» **Set problem**
Find every line below that contains the word "this" and copy it out.
_ _ _ _ _ _ _
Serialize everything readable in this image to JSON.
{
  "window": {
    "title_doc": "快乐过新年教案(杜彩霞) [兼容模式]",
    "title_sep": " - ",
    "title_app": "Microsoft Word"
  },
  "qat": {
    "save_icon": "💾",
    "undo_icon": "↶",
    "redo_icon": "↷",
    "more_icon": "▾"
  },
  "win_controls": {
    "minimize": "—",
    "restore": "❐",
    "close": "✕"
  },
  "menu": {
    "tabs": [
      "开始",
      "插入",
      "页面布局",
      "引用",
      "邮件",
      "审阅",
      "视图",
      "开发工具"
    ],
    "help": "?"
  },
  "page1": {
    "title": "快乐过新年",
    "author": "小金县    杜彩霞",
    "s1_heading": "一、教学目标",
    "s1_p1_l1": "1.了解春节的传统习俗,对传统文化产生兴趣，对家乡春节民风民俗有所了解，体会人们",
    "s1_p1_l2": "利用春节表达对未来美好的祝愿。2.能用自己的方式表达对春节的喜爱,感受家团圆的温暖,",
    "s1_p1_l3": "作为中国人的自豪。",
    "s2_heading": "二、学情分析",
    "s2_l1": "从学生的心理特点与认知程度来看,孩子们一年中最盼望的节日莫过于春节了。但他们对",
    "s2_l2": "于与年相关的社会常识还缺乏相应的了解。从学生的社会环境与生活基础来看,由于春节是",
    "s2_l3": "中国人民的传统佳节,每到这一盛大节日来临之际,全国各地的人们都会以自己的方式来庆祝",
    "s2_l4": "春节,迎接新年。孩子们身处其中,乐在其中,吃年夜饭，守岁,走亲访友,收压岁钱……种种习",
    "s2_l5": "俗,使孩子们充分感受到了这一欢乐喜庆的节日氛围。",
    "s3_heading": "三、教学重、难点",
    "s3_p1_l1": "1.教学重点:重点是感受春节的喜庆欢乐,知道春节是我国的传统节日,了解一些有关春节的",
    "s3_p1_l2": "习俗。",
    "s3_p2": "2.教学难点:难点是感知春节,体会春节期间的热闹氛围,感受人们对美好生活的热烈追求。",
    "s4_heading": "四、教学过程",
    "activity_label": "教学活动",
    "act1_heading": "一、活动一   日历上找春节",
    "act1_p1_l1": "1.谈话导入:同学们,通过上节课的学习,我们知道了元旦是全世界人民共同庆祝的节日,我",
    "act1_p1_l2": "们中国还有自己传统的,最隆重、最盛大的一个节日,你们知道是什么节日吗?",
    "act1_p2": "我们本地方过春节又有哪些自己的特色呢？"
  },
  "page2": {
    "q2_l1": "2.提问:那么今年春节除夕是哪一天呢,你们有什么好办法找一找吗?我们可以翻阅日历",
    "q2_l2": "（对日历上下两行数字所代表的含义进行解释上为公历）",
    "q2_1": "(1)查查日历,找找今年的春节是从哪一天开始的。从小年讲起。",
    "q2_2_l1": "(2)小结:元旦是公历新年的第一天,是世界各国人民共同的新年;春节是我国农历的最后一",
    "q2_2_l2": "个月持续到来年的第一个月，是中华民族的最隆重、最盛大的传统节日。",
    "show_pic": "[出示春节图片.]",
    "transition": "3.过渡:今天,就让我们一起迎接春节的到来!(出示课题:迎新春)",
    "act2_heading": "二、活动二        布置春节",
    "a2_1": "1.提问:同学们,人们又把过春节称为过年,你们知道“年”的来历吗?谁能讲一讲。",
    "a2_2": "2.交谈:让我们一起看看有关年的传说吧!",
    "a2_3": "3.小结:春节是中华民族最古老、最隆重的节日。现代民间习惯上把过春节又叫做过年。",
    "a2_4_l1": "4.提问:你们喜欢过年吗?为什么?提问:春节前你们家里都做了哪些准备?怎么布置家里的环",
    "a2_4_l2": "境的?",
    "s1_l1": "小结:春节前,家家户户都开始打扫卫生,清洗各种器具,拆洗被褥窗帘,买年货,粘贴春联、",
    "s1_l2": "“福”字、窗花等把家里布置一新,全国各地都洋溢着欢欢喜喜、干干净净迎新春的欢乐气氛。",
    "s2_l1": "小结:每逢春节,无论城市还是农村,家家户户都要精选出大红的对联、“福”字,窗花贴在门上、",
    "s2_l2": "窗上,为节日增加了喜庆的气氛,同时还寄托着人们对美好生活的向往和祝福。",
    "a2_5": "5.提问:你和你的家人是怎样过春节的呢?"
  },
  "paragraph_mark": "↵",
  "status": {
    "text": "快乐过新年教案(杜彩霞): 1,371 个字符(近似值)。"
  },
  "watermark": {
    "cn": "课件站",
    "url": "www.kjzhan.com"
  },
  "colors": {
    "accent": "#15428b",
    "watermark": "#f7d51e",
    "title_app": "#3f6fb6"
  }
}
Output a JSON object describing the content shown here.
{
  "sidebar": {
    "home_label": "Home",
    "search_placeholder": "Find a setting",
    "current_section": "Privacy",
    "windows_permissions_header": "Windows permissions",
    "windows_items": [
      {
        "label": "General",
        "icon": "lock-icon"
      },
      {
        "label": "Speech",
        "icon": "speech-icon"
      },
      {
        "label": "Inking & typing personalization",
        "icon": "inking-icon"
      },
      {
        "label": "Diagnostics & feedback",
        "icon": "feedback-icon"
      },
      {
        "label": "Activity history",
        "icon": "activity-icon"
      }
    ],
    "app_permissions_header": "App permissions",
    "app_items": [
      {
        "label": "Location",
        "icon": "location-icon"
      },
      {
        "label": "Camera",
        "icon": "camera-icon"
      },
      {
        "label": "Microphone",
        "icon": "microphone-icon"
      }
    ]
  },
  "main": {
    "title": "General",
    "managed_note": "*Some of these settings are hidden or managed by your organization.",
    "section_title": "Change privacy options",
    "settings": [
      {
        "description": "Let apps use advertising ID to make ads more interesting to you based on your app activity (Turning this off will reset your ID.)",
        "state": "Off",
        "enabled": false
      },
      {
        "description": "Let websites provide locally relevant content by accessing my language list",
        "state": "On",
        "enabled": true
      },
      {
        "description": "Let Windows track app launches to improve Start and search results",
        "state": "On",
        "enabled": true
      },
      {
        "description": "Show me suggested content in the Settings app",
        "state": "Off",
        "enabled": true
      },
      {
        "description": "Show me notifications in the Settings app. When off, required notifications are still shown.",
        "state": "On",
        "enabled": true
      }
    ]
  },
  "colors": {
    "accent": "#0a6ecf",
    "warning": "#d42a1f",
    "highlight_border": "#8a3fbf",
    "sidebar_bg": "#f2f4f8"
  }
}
_ _ _ _ _ _ _
» **Problem solution**
Serialize everything readable in this image to JSON.
        "description": "Let apps use advertising ID to make ads more interesting to you based on your app activity (Turning this off will reset your ID.)",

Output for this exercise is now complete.